EXERCISE OBJECTIVE → Report back each line of the records that contains the string "Yield".

Records about charts and figures →

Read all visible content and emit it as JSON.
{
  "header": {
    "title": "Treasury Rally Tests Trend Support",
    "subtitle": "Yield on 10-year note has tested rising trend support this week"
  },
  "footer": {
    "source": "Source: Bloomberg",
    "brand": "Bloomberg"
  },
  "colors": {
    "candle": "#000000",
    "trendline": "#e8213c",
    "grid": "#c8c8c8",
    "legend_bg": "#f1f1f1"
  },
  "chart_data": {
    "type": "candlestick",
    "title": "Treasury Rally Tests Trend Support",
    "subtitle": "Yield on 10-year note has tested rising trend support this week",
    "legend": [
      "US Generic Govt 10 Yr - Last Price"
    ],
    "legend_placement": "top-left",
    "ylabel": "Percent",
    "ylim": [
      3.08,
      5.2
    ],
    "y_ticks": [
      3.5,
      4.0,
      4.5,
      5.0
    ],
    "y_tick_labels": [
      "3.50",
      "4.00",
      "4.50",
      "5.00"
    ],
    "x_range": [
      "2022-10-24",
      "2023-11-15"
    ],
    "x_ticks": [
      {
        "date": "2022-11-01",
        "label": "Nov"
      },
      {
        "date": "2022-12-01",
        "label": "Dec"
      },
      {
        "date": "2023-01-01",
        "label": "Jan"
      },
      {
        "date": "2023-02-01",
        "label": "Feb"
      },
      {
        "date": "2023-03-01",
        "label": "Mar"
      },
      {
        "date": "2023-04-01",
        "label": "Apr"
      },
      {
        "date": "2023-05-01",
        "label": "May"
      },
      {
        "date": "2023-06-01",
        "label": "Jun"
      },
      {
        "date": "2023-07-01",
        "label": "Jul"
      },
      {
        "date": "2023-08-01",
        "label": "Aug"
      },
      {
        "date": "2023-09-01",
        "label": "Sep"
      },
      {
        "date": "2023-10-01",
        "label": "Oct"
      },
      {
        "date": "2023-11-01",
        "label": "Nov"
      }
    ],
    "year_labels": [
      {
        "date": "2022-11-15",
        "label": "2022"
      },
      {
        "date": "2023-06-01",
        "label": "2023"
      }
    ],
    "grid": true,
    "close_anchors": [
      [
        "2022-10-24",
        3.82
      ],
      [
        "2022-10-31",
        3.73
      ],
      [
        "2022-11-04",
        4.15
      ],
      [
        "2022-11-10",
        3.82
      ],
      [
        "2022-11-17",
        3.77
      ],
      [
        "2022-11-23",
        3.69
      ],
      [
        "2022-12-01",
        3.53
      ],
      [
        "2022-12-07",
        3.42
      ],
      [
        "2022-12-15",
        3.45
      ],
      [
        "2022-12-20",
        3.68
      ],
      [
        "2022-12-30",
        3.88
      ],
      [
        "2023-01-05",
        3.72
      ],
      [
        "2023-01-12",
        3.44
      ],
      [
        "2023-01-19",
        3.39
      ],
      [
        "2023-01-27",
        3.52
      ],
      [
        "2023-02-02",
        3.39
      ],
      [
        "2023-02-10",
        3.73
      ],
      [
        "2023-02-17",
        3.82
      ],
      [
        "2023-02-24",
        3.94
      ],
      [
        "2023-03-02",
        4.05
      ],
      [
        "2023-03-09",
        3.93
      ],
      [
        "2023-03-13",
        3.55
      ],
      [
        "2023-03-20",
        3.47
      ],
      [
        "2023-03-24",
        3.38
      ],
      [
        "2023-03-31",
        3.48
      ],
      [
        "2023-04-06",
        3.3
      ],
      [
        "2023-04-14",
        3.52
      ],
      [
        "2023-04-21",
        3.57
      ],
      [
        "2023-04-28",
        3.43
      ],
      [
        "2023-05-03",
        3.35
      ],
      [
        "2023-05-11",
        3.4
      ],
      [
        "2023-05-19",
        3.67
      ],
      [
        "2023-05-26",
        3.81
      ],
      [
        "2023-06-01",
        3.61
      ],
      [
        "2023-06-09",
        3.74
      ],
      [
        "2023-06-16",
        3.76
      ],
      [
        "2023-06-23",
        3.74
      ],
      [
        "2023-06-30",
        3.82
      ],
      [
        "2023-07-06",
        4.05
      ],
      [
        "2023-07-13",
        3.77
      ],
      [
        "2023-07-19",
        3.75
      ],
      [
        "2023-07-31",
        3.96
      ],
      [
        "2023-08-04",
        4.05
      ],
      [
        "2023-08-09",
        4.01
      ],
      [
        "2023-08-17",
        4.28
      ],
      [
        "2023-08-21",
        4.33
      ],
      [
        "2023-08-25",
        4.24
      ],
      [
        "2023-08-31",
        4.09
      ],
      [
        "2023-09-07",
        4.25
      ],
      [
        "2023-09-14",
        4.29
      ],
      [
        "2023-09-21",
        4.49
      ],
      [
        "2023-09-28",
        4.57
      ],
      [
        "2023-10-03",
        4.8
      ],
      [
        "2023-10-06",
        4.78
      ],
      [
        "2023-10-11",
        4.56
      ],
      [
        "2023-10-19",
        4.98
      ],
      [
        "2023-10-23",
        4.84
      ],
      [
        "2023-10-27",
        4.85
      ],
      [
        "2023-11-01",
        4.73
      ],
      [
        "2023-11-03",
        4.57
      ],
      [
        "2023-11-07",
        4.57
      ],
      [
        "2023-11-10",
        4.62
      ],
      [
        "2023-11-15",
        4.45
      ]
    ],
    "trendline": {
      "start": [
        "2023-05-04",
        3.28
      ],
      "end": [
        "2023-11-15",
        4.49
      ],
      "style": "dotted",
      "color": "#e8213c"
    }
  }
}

REPLY TO THE EXERCISE →
    "subtitle": "Yield on 10-year note has tested rising trend support this week"
    "subtitle": "Yield on 10-year note has tested rising trend support this week",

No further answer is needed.